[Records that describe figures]
------------------------------

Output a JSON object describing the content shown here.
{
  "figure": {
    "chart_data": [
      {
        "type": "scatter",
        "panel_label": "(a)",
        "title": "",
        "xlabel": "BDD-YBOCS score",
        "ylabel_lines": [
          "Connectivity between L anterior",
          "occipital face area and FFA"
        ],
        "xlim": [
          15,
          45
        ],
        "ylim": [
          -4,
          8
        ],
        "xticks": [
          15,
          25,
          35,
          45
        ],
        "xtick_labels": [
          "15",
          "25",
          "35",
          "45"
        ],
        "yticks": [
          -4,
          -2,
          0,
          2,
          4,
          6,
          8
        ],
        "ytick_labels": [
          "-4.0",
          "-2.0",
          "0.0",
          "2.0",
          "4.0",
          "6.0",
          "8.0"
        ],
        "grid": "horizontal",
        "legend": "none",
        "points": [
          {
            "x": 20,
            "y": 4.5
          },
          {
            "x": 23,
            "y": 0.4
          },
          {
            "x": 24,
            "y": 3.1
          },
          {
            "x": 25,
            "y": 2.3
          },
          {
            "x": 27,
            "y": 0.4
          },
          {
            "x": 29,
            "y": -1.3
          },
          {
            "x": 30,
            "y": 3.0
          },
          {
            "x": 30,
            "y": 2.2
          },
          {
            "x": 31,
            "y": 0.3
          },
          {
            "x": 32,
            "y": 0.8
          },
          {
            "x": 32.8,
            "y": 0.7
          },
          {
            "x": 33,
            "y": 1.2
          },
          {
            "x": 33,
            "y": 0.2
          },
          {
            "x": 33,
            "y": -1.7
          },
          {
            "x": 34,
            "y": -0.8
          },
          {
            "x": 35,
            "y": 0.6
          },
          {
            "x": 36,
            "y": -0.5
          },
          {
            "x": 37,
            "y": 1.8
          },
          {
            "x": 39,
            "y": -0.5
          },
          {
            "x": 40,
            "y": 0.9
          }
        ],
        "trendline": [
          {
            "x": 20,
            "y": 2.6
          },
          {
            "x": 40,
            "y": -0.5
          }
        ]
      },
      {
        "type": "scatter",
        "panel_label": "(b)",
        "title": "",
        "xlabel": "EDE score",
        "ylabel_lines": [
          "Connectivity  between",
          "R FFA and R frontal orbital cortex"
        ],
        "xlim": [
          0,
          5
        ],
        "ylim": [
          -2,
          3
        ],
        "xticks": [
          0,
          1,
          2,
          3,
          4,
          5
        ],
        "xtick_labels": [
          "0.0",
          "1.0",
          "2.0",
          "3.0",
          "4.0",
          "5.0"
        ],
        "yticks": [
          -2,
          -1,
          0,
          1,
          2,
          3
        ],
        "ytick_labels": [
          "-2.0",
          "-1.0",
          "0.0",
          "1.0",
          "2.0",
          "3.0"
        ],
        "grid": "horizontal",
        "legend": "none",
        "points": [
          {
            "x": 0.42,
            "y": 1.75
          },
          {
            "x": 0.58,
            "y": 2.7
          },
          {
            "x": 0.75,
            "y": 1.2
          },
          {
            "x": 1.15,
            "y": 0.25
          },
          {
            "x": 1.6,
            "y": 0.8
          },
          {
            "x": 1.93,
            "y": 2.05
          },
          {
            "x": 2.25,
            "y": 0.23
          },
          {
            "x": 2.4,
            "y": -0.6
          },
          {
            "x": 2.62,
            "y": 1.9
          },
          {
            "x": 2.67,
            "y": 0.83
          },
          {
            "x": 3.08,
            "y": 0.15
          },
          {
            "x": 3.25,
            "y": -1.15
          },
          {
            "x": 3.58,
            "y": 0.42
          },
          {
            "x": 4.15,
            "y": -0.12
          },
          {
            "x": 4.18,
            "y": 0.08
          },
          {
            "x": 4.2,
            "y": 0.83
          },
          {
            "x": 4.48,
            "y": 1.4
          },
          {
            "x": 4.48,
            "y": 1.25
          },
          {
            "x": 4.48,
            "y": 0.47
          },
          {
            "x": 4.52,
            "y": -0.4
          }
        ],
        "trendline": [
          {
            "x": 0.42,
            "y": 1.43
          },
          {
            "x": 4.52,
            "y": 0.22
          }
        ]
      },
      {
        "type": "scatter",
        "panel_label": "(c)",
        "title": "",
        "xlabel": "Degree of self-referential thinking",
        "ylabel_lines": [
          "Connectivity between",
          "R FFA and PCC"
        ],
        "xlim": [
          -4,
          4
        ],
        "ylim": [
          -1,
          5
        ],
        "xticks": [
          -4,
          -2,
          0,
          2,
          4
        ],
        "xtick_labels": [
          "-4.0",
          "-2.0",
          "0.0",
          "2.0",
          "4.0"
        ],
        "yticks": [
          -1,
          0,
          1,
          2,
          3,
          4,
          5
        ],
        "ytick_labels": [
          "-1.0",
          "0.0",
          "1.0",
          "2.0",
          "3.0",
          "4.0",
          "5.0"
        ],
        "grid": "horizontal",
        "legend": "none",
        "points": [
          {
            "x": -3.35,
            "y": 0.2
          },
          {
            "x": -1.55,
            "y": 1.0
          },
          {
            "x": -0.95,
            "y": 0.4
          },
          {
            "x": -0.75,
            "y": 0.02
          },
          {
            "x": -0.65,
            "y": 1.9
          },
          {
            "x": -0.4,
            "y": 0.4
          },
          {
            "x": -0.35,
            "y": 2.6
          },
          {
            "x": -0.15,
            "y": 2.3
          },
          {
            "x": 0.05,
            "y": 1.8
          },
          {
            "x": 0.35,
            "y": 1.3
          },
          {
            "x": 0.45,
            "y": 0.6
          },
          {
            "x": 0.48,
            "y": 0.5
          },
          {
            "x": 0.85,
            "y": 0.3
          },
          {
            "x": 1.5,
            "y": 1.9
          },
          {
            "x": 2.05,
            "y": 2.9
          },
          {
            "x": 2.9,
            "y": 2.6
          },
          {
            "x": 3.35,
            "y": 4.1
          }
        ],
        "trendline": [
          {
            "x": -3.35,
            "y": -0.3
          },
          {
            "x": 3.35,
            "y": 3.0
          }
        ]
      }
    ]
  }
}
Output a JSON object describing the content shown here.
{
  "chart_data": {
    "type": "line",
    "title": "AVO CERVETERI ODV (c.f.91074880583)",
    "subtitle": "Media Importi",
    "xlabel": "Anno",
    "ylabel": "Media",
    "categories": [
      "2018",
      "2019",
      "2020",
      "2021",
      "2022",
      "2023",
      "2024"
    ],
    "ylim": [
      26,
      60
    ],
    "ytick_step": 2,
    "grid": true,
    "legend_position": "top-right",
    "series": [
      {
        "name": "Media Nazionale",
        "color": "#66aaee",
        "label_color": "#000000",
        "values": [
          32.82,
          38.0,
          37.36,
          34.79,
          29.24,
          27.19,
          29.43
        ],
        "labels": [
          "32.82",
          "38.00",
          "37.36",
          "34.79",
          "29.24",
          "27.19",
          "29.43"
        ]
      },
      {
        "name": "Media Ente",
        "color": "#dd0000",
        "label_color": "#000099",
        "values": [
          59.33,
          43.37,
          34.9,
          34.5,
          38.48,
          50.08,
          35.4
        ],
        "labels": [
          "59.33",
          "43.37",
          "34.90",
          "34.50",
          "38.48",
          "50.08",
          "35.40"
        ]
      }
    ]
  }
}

------------------------------

• _Stated task_: Set down the entries above again, word for word.

• _Exercise solution_:
Output a JSON object describing the content shown here.
{
  "figure": {
    "chart_data": [
      {
        "type": "scatter",
        "panel_label": "(a)",
        "title": "",
        "xlabel": "BDD-YBOCS score",
        "ylabel_lines": [
          "Connectivity between L anterior",
          "occipital face area and FFA"
        ],
        "xlim": [
          15,
          45
        ],
        "ylim": [
          -4,
          8
        ],
        "xticks": [
          15,
          25,
          35,
          45
        ],
        "xtick_labels": [
          "15",
          "25",
          "35",
          "45"
        ],
        "yticks": [
          -4,
          -2,
          0,
          2,
          4,
          6,
          8
        ],
        "ytick_labels": [
          "-4.0",
          "-2.0",
          "0.0",
          "2.0",
          "4.0",
          "6.0",
          "8.0"
        ],
        "grid": "horizontal",
        "legend": "none",
        "points": [
          {
            "x": 20,
            "y": 4.5
          },
          {
            "x": 23,
            "y": 0.4
          },
          {
            "x": 24,
            "y": 3.1
          },
          {
            "x": 25,
            "y": 2.3
          },
          {
            "x": 27,
            "y": 0.4
          },
          {
            "x": 29,
            "y": -1.3
          },
          {
            "x": 30,
            "y": 3.0
          },
          {
            "x": 30,
            "y": 2.2
          },
          {
            "x": 31,
            "y": 0.3
          },
          {
            "x": 32,
            "y": 0.8
          },
          {
            "x": 32.8,
            "y": 0.7
          },
          {
            "x": 33,
            "y": 1.2
          },
          {
            "x": 33,
            "y": 0.2
          },
          {
            "x": 33,
            "y": -1.7
          },
          {
            "x": 34,
            "y": -0.8
          },
          {
            "x": 35,
            "y": 0.6
          },
          {
            "x": 36,
            "y": -0.5
          },
          {
            "x": 37,
            "y": 1.8
          },
          {
            "x": 39,
            "y": -0.5
          },
          {
            "x": 40,
            "y": 0.9
          }
        ],
        "trendline": [
          {
            "x": 20,
            "y": 2.6
          },
          {
            "x": 40,
            "y": -0.5
          }
        ]
      },
      {
        "type": "scatter",
        "panel_label": "(b)",
        "title": "",
        "xlabel": "EDE score",
        "ylabel_lines": [
          "Connectivity  between",
          "R FFA and R frontal orbital cortex"
        ],
        "xlim": [
          0,
          5
        ],
        "ylim": [
          -2,
          3
        ],
        "xticks": [
          0,
          1,
          2,
          3,
          4,
          5
        ],
        "xtick_labels": [
          "0.0",
          "1.0",
          "2.0",
          "3.0",
          "4.0",
          "5.0"
        ],
        "yticks": [
          -2,
          -1,
          0,
          1,
          2,
          3
        ],
        "ytick_labels": [
          "-2.0",
          "-1.0",
          "0.0",
          "1.0",
          "2.0",
          "3.0"
        ],
        "grid": "horizontal",
        "legend": "none",
        "points": [
          {
            "x": 0.42,
            "y": 1.75
          },
          {
            "x": 0.58,
            "y": 2.7
          },
          {
            "x": 0.75,
            "y": 1.2
          },
          {
            "x": 1.15,
            "y": 0.25
          },
          {
            "x": 1.6,
            "y": 0.8
          },
          {
            "x": 1.93,
            "y": 2.05
          },
          {
            "x": 2.25,
            "y": 0.23
          },
          {
            "x": 2.4,
            "y": -0.6
          },
          {
            "x": 2.62,
            "y": 1.9
          },
          {
            "x": 2.67,
            "y": 0.83
          },
          {
            "x": 3.08,
            "y": 0.15
          },
          {
            "x": 3.25,
            "y": -1.15
          },
          {
            "x": 3.58,
            "y": 0.42
          },
          {
            "x": 4.15,
            "y": -0.12
          },
          {
            "x": 4.18,
            "y": 0.08
          },
          {
            "x": 4.2,
            "y": 0.83
          },
          {
            "x": 4.48,
            "y": 1.4
          },
          {
            "x": 4.48,
            "y": 1.25
          },
          {
            "x": 4.48,
            "y": 0.47
          },
          {
            "x": 4.52,
            "y": -0.4
          }
        ],
        "trendline": [
          {
            "x": 0.42,
            "y": 1.43
          },
          {
            "x": 4.52,
            "y": 0.22
          }
        ]
      },
      {
        "type": "scatter",
        "panel_label": "(c)",
        "title": "",
        "xlabel": "Degree of self-referential thinking",
        "ylabel_lines": [
          "Connectivity between",
          "R FFA and PCC"
        ],
        "xlim": [
          -4,
          4
        ],
        "ylim": [
          -1,
          5
        ],
        "xticks": [
          -4,
          -2,
          0,
          2,
          4
        ],
        "xtick_labels": [
          "-4.0",
          "-2.0",
          "0.0",
          "2.0",
          "4.0"
        ],
        "yticks": [
          -1,
          0,
          1,
          2,
          3,
          4,
          5
        ],
        "ytick_labels": [
          "-1.0",
          "0.0",
          "1.0",
          "2.0",
          "3.0",
          "4.0",
          "5.0"
        ],
        "grid": "horizontal",
        "legend": "none",
        "points": [
          {
            "x": -3.35,
            "y": 0.2
          },
          {
            "x": -1.55,
            "y": 1.0
          },
          {
            "x": -0.95,
            "y": 0.4
          },
          {
            "x": -0.75,
            "y": 0.02
          },
          {
            "x": -0.65,
            "y": 1.9
          },
          {
            "x": -0.4,
            "y": 0.4
          },
          {
            "x": -0.35,
            "y": 2.6
          },
          {
            "x": -0.15,
            "y": 2.3
          },
          {
            "x": 0.05,
            "y": 1.8
          },
          {
            "x": 0.35,
            "y": 1.3
          },
          {
            "x": 0.45,
            "y": 0.6
          },
          {
            "x": 0.48,
            "y": 0.5
          },
          {
            "x": 0.85,
            "y": 0.3
          },
          {
            "x": 1.5,
            "y": 1.9
          },
          {
            "x": 2.05,
            "y": 2.9
          },
          {
            "x": 2.9,
            "y": 2.6
          },
          {
            "x": 3.35,
            "y": 4.1
          }
        ],
        "trendline": [
          {
            "x": -3.35,
            "y": -0.3
          },
          {
            "x": 3.35,
            "y": 3.0
          }
        ]
      }
    ]
  }
}
Output a JSON object describing the content shown here.
{
  "chart_data": {
    "type": "line",
    "title": "AVO CERVETERI ODV (c.f.91074880583)",
    "subtitle": "Media Importi",
    "xlabel": "Anno",
    "ylabel": "Media",
    "categories": [
      "2018",
      "2019",
      "2020",
      "2021",
      "2022",
      "2023",
      "2024"
    ],
    "ylim": [
      26,
      60
    ],
    "ytick_step": 2,
    "grid": true,
    "legend_position": "top-right",
    "series": [
      {
        "name": "Media Nazionale",
        "color": "#66aaee",
        "label_color": "#000000",
        "values": [
          32.82,
          38.0,
          37.36,
          34.79,
          29.24,
          27.19,
          29.43
        ],
        "labels": [
          "32.82",
          "38.00",
          "37.36",
          "34.79",
          "29.24",
          "27.19",
          "29.43"
        ]
      },
      {
        "name": "Media Ente",
        "color": "#dd0000",
        "label_color": "#000099",
        "values": [
          59.33,
          43.37,
          34.9,
          34.5,
          38.48,
          50.08,
          35.4
        ],
        "labels": [
          "59.33",
          "43.37",
          "34.90",
          "34.50",
          "38.48",
          "50.08",
          "35.40"
        ]
      }
    ]
  }
}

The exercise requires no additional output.